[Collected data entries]
------------------------------------
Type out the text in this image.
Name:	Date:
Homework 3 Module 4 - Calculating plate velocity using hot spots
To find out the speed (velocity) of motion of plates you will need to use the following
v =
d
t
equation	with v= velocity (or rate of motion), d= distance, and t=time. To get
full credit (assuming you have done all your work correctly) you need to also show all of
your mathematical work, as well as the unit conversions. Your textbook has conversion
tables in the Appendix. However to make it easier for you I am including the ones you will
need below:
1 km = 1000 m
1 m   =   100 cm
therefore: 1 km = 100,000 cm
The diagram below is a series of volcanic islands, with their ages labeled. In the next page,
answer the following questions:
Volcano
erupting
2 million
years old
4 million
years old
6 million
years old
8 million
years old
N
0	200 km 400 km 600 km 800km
------------------------------------
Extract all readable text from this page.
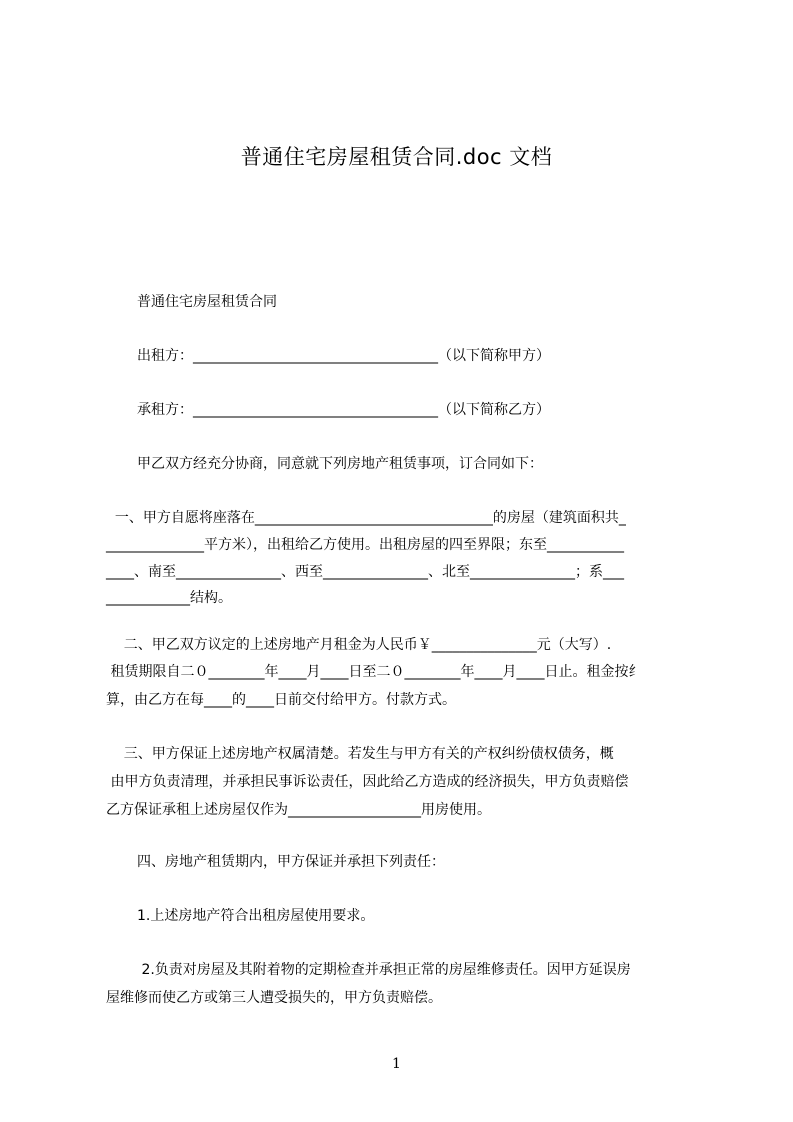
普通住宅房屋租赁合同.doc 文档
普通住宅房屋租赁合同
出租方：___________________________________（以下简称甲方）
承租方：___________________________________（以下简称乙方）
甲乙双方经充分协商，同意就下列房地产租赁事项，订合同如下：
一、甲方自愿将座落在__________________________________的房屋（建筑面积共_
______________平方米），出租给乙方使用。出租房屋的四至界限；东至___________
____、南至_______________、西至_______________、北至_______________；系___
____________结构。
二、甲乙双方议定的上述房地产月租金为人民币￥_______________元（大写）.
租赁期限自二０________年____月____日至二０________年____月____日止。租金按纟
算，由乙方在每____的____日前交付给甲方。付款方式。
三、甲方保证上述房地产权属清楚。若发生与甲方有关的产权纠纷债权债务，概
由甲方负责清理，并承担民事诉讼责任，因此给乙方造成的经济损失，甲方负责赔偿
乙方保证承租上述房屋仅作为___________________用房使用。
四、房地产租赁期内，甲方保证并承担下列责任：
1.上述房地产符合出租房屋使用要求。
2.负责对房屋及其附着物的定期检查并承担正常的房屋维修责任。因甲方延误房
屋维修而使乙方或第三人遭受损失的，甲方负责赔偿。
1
------------------------------------
**Aim:** From the entries, copy out each line containing the word "your".

**Output for this exercise:**
full credit (assuming you have done all your work correctly) you need to also show all of
your mathematical work, as well as the unit conversions. Your textbook has conversion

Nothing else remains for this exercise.